:: Records shown ::

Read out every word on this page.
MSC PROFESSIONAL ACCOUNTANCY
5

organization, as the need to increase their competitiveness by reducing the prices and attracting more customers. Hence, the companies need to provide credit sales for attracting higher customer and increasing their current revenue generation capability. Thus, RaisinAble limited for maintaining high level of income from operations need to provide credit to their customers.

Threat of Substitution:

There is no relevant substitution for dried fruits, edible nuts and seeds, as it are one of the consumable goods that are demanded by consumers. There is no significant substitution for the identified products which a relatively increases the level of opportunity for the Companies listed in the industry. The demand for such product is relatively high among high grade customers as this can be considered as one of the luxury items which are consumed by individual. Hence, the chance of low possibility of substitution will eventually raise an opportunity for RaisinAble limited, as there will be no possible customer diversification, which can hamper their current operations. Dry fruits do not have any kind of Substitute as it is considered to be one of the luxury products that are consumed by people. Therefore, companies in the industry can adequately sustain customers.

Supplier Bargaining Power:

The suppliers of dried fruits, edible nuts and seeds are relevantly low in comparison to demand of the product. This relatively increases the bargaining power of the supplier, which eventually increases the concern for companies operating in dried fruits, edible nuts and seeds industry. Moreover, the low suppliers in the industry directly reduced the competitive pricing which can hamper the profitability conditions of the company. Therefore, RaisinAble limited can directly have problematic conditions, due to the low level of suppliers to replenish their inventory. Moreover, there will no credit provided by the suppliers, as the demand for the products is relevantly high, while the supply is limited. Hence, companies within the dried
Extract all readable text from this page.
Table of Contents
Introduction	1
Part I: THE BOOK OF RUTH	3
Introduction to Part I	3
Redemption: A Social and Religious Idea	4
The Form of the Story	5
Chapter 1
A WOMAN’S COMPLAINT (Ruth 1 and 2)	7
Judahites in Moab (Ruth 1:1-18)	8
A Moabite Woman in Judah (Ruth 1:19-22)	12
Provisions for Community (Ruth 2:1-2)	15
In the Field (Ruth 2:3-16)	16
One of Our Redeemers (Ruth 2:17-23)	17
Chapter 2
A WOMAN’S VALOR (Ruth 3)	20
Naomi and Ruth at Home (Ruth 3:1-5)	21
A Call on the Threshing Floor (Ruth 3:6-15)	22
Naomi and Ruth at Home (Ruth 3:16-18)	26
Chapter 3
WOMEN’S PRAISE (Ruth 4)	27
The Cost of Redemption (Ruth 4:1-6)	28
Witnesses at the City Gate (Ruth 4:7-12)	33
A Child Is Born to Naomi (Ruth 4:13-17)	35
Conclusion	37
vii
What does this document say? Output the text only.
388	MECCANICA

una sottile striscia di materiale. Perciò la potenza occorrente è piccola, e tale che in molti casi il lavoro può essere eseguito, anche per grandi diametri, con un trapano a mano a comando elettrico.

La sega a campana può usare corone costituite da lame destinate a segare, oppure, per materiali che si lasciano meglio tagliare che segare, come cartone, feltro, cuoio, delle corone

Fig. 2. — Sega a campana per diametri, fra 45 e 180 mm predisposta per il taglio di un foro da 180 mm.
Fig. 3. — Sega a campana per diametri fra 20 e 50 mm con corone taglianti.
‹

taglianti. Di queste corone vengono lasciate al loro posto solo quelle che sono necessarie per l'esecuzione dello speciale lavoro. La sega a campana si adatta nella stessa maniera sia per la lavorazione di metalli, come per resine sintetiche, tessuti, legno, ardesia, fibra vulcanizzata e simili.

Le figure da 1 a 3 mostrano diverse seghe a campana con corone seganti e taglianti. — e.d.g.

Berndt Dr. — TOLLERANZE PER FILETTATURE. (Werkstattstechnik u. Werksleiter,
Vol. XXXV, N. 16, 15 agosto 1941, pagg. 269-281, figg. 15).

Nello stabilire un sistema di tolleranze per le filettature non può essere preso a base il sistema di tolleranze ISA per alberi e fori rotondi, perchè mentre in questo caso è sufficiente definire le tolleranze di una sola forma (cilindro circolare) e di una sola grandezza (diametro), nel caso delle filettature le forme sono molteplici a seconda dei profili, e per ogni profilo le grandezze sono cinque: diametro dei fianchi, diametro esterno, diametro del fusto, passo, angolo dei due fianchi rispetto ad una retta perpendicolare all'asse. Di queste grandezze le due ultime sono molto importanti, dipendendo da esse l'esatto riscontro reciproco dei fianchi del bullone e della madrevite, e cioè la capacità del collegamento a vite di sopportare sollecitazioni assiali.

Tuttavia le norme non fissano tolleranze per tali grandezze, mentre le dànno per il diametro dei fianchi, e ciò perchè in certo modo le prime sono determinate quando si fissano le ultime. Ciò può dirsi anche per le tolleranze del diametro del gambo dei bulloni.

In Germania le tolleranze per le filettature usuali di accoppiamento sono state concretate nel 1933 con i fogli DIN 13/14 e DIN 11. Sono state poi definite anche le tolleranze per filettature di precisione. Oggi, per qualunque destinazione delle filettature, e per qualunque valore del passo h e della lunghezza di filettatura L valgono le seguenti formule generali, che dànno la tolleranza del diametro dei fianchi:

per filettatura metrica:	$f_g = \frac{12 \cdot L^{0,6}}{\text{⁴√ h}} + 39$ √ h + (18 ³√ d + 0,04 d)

:: Problem requirements ::
Return all of the entries exactly as they were supplied.

:: Response ::
Read out every word on this page.
MSC PROFESSIONAL ACCOUNTANCY
5

organization, as the need to increase their competitiveness by reducing the prices and attracting more customers. Hence, the companies need to provide credit sales for attracting higher customer and increasing their current revenue generation capability. Thus, RaisinAble limited for maintaining high level of income from operations need to provide credit to their customers.

Threat of Substitution:

There is no relevant substitution for dried fruits, edible nuts and seeds, as it are one of the consumable goods that are demanded by consumers. There is no significant substitution for the identified products which a relatively increases the level of opportunity for the Companies listed in the industry. The demand for such product is relatively high among high grade customers as this can be considered as one of the luxury items which are consumed by individual. Hence, the chance of low possibility of substitution will eventually raise an opportunity for RaisinAble limited, as there will be no possible customer diversification, which can hamper their current operations. Dry fruits do not have any kind of Substitute as it is considered to be one of the luxury products that are consumed by people. Therefore, companies in the industry can adequately sustain customers.

Supplier Bargaining Power:

The suppliers of dried fruits, edible nuts and seeds are relevantly low in comparison to demand of the product. This relatively increases the bargaining power of the supplier, which eventually increases the concern for companies operating in dried fruits, edible nuts and seeds industry. Moreover, the low suppliers in the industry directly reduced the competitive pricing which can hamper the profitability conditions of the company. Therefore, RaisinAble limited can directly have problematic conditions, due to the low level of suppliers to replenish their inventory. Moreover, there will no credit provided by the suppliers, as the demand for the products is relevantly high, while the supply is limited. Hence, companies within the dried
Extract all readable text from this page.
Table of Contents
Introduction	1
Part I: THE BOOK OF RUTH	3
Introduction to Part I	3
Redemption: A Social and Religious Idea	4
The Form of the Story	5
Chapter 1
A WOMAN’S COMPLAINT (Ruth 1 and 2)	7
Judahites in Moab (Ruth 1:1-18)	8
A Moabite Woman in Judah (Ruth 1:19-22)	12
Provisions for Community (Ruth 2:1-2)	15
In the Field (Ruth 2:3-16)	16
One of Our Redeemers (Ruth 2:17-23)	17
Chapter 2
A WOMAN’S VALOR (Ruth 3)	20
Naomi and Ruth at Home (Ruth 3:1-5)	21
A Call on the Threshing Floor (Ruth 3:6-15)	22
Naomi and Ruth at Home (Ruth 3:16-18)	26
Chapter 3
WOMEN’S PRAISE (Ruth 4)	27
The Cost of Redemption (Ruth 4:1-6)	28
Witnesses at the City Gate (Ruth 4:7-12)	33
A Child Is Born to Naomi (Ruth 4:13-17)	35
Conclusion	37
vii
What does this document say? Output the text only.
388	MECCANICA

una sottile striscia di materiale. Perciò la potenza occorrente è piccola, e tale che in molti casi il lavoro può essere eseguito, anche per grandi diametri, con un trapano a mano a comando elettrico.

La sega a campana può usare corone costituite da lame destinate a segare, oppure, per materiali che si lasciano meglio tagliare che segare, come cartone, feltro, cuoio, delle corone

Fig. 2. — Sega a campana per diametri, fra 45 e 180 mm predisposta per il taglio di un foro da 180 mm.
Fig. 3. — Sega a campana per diametri fra 20 e 50 mm con corone taglianti.
‹

taglianti. Di queste corone vengono lasciate al loro posto solo quelle che sono necessarie per l'esecuzione dello speciale lavoro. La sega a campana si adatta nella stessa maniera sia per la lavorazione di metalli, come per resine sintetiche, tessuti, legno, ardesia, fibra vulcanizzata e simili.

Le figure da 1 a 3 mostrano diverse seghe a campana con corone seganti e taglianti. — e.d.g.

Berndt Dr. — TOLLERANZE PER FILETTATURE. (Werkstattstechnik u. Werksleiter,
Vol. XXXV, N. 16, 15 agosto 1941, pagg. 269-281, figg. 15).

Nello stabilire un sistema di tolleranze per le filettature non può essere preso a base il sistema di tolleranze ISA per alberi e fori rotondi, perchè mentre in questo caso è sufficiente definire le tolleranze di una sola forma (cilindro circolare) e di una sola grandezza (diametro), nel caso delle filettature le forme sono molteplici a seconda dei profili, e per ogni profilo le grandezze sono cinque: diametro dei fianchi, diametro esterno, diametro del fusto, passo, angolo dei due fianchi rispetto ad una retta perpendicolare all'asse. Di queste grandezze le due ultime sono molto importanti, dipendendo da esse l'esatto riscontro reciproco dei fianchi del bullone e della madrevite, e cioè la capacità del collegamento a vite di sopportare sollecitazioni assiali.

Tuttavia le norme non fissano tolleranze per tali grandezze, mentre le dànno per il diametro dei fianchi, e ciò perchè in certo modo le prime sono determinate quando si fissano le ultime. Ciò può dirsi anche per le tolleranze del diametro del gambo dei bulloni.

In Germania le tolleranze per le filettature usuali di accoppiamento sono state concretate nel 1933 con i fogli DIN 13/14 e DIN 11. Sono state poi definite anche le tolleranze per filettature di precisione. Oggi, per qualunque destinazione delle filettature, e per qualunque valore del passo h e della lunghezza di filettatura L valgono le seguenti formule generali, che dànno la tolleranza del diametro dei fianchi:

per filettatura metrica:	$f_g = \frac{12 \cdot L^{0,6}}{\text{⁴√ h}} + 39$ √ h + (18 ³√ d + 0,04 d)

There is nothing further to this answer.